— Directive —
Below are some entries. Output each one exactly as it appears.

--- START OF Records for this task ---

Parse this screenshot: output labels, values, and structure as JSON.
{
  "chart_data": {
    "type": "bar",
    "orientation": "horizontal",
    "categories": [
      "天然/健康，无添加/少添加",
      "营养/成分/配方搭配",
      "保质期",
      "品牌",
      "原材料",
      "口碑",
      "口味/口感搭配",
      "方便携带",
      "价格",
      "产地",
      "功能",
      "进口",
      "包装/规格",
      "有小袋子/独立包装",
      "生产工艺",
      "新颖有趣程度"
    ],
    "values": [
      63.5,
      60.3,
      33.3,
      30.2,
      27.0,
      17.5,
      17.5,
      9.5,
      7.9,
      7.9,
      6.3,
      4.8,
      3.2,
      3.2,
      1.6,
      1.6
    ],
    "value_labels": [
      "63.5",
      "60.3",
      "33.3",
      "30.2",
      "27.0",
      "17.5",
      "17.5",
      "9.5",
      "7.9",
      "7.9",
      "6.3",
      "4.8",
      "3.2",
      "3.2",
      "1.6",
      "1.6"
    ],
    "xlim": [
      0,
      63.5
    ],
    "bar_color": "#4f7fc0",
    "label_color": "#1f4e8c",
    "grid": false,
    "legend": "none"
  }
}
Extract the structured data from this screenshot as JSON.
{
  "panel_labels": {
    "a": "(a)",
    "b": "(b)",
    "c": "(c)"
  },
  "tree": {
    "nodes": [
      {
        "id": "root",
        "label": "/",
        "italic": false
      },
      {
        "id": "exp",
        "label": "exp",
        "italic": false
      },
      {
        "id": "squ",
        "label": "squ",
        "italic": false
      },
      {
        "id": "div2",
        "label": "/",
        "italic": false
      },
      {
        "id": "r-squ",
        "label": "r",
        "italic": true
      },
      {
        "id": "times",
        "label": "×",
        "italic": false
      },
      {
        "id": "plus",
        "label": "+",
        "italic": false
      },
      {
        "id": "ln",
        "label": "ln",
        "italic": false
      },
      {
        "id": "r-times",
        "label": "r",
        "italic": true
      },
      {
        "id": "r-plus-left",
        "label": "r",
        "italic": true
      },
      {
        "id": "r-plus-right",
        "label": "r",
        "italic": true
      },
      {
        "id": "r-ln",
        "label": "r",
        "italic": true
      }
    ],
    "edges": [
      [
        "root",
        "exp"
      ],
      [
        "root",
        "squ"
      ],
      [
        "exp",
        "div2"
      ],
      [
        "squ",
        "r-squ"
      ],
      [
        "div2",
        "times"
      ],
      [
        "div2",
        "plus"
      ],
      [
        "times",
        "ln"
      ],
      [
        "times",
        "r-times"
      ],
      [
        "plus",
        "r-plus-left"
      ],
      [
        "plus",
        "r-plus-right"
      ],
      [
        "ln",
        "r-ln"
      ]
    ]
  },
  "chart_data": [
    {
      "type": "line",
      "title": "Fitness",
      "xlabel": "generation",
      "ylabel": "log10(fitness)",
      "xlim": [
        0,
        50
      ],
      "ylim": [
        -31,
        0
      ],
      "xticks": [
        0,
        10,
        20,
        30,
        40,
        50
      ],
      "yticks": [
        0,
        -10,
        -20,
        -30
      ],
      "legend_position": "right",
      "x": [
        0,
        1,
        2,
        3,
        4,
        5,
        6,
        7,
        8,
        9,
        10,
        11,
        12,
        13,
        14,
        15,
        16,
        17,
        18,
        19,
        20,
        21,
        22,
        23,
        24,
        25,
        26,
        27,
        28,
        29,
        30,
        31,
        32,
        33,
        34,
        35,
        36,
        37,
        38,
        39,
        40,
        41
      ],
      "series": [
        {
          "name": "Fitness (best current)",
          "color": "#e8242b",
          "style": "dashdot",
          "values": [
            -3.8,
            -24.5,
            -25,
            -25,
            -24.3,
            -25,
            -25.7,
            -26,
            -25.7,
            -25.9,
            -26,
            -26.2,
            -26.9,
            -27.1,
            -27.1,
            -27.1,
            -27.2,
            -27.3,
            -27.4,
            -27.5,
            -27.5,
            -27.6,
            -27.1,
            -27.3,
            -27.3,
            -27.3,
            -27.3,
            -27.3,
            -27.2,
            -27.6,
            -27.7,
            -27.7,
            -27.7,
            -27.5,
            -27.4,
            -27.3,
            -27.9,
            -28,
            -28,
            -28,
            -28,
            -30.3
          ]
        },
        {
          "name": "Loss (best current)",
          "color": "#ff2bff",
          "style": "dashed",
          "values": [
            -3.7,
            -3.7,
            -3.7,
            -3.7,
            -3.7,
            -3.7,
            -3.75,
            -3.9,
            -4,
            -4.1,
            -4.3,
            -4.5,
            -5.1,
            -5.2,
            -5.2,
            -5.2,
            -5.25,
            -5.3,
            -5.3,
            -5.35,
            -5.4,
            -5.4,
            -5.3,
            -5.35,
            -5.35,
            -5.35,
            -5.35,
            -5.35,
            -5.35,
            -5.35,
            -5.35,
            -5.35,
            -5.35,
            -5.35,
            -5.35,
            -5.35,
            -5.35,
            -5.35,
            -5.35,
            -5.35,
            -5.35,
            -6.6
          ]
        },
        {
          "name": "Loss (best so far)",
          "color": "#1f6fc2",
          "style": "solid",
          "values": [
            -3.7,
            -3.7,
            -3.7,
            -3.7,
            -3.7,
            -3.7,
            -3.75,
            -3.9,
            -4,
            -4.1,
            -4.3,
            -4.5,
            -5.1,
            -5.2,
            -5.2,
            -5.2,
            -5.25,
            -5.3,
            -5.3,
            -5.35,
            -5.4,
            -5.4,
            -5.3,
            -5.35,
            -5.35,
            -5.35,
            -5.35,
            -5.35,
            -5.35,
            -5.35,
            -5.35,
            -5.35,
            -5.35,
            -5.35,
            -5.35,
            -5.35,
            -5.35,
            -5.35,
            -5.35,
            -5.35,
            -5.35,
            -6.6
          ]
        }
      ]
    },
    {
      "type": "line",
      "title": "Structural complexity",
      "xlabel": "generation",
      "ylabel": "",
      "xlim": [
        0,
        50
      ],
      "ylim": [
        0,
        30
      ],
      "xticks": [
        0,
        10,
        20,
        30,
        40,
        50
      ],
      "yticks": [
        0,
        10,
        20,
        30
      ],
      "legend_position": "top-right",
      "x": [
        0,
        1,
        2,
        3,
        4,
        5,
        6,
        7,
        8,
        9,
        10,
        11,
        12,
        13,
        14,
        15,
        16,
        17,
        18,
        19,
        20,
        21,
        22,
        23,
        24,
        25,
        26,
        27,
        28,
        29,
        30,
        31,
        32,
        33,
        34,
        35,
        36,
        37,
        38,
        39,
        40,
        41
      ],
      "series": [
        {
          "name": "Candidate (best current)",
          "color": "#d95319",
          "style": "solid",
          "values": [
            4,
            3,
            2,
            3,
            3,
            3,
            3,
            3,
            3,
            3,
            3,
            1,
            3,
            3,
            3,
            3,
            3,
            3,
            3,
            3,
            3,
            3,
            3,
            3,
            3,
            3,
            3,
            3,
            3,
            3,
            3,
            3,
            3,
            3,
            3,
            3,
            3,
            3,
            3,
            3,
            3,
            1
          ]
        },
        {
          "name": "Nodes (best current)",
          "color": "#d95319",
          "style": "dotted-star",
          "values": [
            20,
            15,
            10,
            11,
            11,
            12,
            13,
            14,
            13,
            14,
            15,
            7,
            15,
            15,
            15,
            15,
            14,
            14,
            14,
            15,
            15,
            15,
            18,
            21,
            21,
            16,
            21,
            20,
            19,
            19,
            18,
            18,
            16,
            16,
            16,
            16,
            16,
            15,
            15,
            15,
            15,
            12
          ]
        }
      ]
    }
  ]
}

--- END OF Records for this task ---

— Task answer —
Parse this screenshot: output labels, values, and structure as JSON.
{
  "chart_data": {
    "type": "bar",
    "orientation": "horizontal",
    "categories": [
      "天然/健康，无添加/少添加",
      "营养/成分/配方搭配",
      "保质期",
      "品牌",
      "原材料",
      "口碑",
      "口味/口感搭配",
      "方便携带",
      "价格",
      "产地",
      "功能",
      "进口",
      "包装/规格",
      "有小袋子/独立包装",
      "生产工艺",
      "新颖有趣程度"
    ],
    "values": [
      63.5,
      60.3,
      33.3,
      30.2,
      27.0,
      17.5,
      17.5,
      9.5,
      7.9,
      7.9,
      6.3,
      4.8,
      3.2,
      3.2,
      1.6,
      1.6
    ],
    "value_labels": [
      "63.5",
      "60.3",
      "33.3",
      "30.2",
      "27.0",
      "17.5",
      "17.5",
      "9.5",
      "7.9",
      "7.9",
      "6.3",
      "4.8",
      "3.2",
      "3.2",
      "1.6",
      "1.6"
    ],
    "xlim": [
      0,
      63.5
    ],
    "bar_color": "#4f7fc0",
    "label_color": "#1f4e8c",
    "grid": false,
    "legend": "none"
  }
}
Extract the structured data from this screenshot as JSON.
{
  "panel_labels": {
    "a": "(a)",
    "b": "(b)",
    "c": "(c)"
  },
  "tree": {
    "nodes": [
      {
        "id": "root",
        "label": "/",
        "italic": false
      },
      {
        "id": "exp",
        "label": "exp",
        "italic": false
      },
      {
        "id": "squ",
        "label": "squ",
        "italic": false
      },
      {
        "id": "div2",
        "label": "/",
        "italic": false
      },
      {
        "id": "r-squ",
        "label": "r",
        "italic": true
      },
      {
        "id": "times",
        "label": "×",
        "italic": false
      },
      {
        "id": "plus",
        "label": "+",
        "italic": false
      },
      {
        "id": "ln",
        "label": "ln",
        "italic": false
      },
      {
        "id": "r-times",
        "label": "r",
        "italic": true
      },
      {
        "id": "r-plus-left",
        "label": "r",
        "italic": true
      },
      {
        "id": "r-plus-right",
        "label": "r",
        "italic": true
      },
      {
        "id": "r-ln",
        "label": "r",
        "italic": true
      }
    ],
    "edges": [
      [
        "root",
        "exp"
      ],
      [
        "root",
        "squ"
      ],
      [
        "exp",
        "div2"
      ],
      [
        "squ",
        "r-squ"
      ],
      [
        "div2",
        "times"
      ],
      [
        "div2",
        "plus"
      ],
      [
        "times",
        "ln"
      ],
      [
        "times",
        "r-times"
      ],
      [
        "plus",
        "r-plus-left"
      ],
      [
        "plus",
        "r-plus-right"
      ],
      [
        "ln",
        "r-ln"
      ]
    ]
  },
  "chart_data": [
    {
      "type": "line",
      "title": "Fitness",
      "xlabel": "generation",
      "ylabel": "log10(fitness)",
      "xlim": [
        0,
        50
      ],
      "ylim": [
        -31,
        0
      ],
      "xticks": [
        0,
        10,
        20,
        30,
        40,
        50
      ],
      "yticks": [
        0,
        -10,
        -20,
        -30
      ],
      "legend_position": "right",
      "x": [
        0,
        1,
        2,
        3,
        4,
        5,
        6,
        7,
        8,
        9,
        10,
        11,
        12,
        13,
        14,
        15,
        16,
        17,
        18,
        19,
        20,
        21,
        22,
        23,
        24,
        25,
        26,
        27,
        28,
        29,
        30,
        31,
        32,
        33,
        34,
        35,
        36,
        37,
        38,
        39,
        40,
        41
      ],
      "series": [
        {
          "name": "Fitness (best current)",
          "color": "#e8242b",
          "style": "dashdot",
          "values": [
            -3.8,
            -24.5,
            -25,
            -25,
            -24.3,
            -25,
            -25.7,
            -26,
            -25.7,
            -25.9,
            -26,
            -26.2,
            -26.9,
            -27.1,
            -27.1,
            -27.1,
            -27.2,
            -27.3,
            -27.4,
            -27.5,
            -27.5,
            -27.6,
            -27.1,
            -27.3,
            -27.3,
            -27.3,
            -27.3,
            -27.3,
            -27.2,
            -27.6,
            -27.7,
            -27.7,
            -27.7,
            -27.5,
            -27.4,
            -27.3,
            -27.9,
            -28,
            -28,
            -28,
            -28,
            -30.3
          ]
        },
        {
          "name": "Loss (best current)",
          "color": "#ff2bff",
          "style": "dashed",
          "values": [
            -3.7,
            -3.7,
            -3.7,
            -3.7,
            -3.7,
            -3.7,
            -3.75,
            -3.9,
            -4,
            -4.1,
            -4.3,
            -4.5,
            -5.1,
            -5.2,
            -5.2,
            -5.2,
            -5.25,
            -5.3,
            -5.3,
            -5.35,
            -5.4,
            -5.4,
            -5.3,
            -5.35,
            -5.35,
            -5.35,
            -5.35,
            -5.35,
            -5.35,
            -5.35,
            -5.35,
            -5.35,
            -5.35,
            -5.35,
            -5.35,
            -5.35,
            -5.35,
            -5.35,
            -5.35,
            -5.35,
            -5.35,
            -6.6
          ]
        },
        {
          "name": "Loss (best so far)",
          "color": "#1f6fc2",
          "style": "solid",
          "values": [
            -3.7,
            -3.7,
            -3.7,
            -3.7,
            -3.7,
            -3.7,
            -3.75,
            -3.9,
            -4,
            -4.1,
            -4.3,
            -4.5,
            -5.1,
            -5.2,
            -5.2,
            -5.2,
            -5.25,
            -5.3,
            -5.3,
            -5.35,
            -5.4,
            -5.4,
            -5.3,
            -5.35,
            -5.35,
            -5.35,
            -5.35,
            -5.35,
            -5.35,
            -5.35,
            -5.35,
            -5.35,
            -5.35,
            -5.35,
            -5.35,
            -5.35,
            -5.35,
            -5.35,
            -5.35,
            -5.35,
            -5.35,
            -6.6
          ]
        }
      ]
    },
    {
      "type": "line",
      "title": "Structural complexity",
      "xlabel": "generation",
      "ylabel": "",
      "xlim": [
        0,
        50
      ],
      "ylim": [
        0,
        30
      ],
      "xticks": [
        0,
        10,
        20,
        30,
        40,
        50
      ],
      "yticks": [
        0,
        10,
        20,
        30
      ],
      "legend_position": "top-right",
      "x": [
        0,
        1,
        2,
        3,
        4,
        5,
        6,
        7,
        8,
        9,
        10,
        11,
        12,
        13,
        14,
        15,
        16,
        17,
        18,
        19,
        20,
        21,
        22,
        23,
        24,
        25,
        26,
        27,
        28,
        29,
        30,
        31,
        32,
        33,
        34,
        35,
        36,
        37,
        38,
        39,
        40,
        41
      ],
      "series": [
        {
          "name": "Candidate (best current)",
          "color": "#d95319",
          "style": "solid",
          "values": [
            4,
            3,
            2,
            3,
            3,
            3,
            3,
            3,
            3,
            3,
            3,
            1,
            3,
            3,
            3,
            3,
            3,
            3,
            3,
            3,
            3,
            3,
            3,
            3,
            3,
            3,
            3,
            3,
            3,
            3,
            3,
            3,
            3,
            3,
            3,
            3,
            3,
            3,
            3,
            3,
            3,
            1
          ]
        },
        {
          "name": "Nodes (best current)",
          "color": "#d95319",
          "style": "dotted-star",
          "values": [
            20,
            15,
            10,
            11,
            11,
            12,
            13,
            14,
            13,
            14,
            15,
            7,
            15,
            15,
            15,
            15,
            14,
            14,
            14,
            15,
            15,
            15,
            18,
            21,
            21,
            16,
            21,
            20,
            19,
            19,
            18,
            18,
            16,
            16,
            16,
            16,
            16,
            15,
            15,
            15,
            15,
            12
          ]
        }
      ]
    }
  ]
}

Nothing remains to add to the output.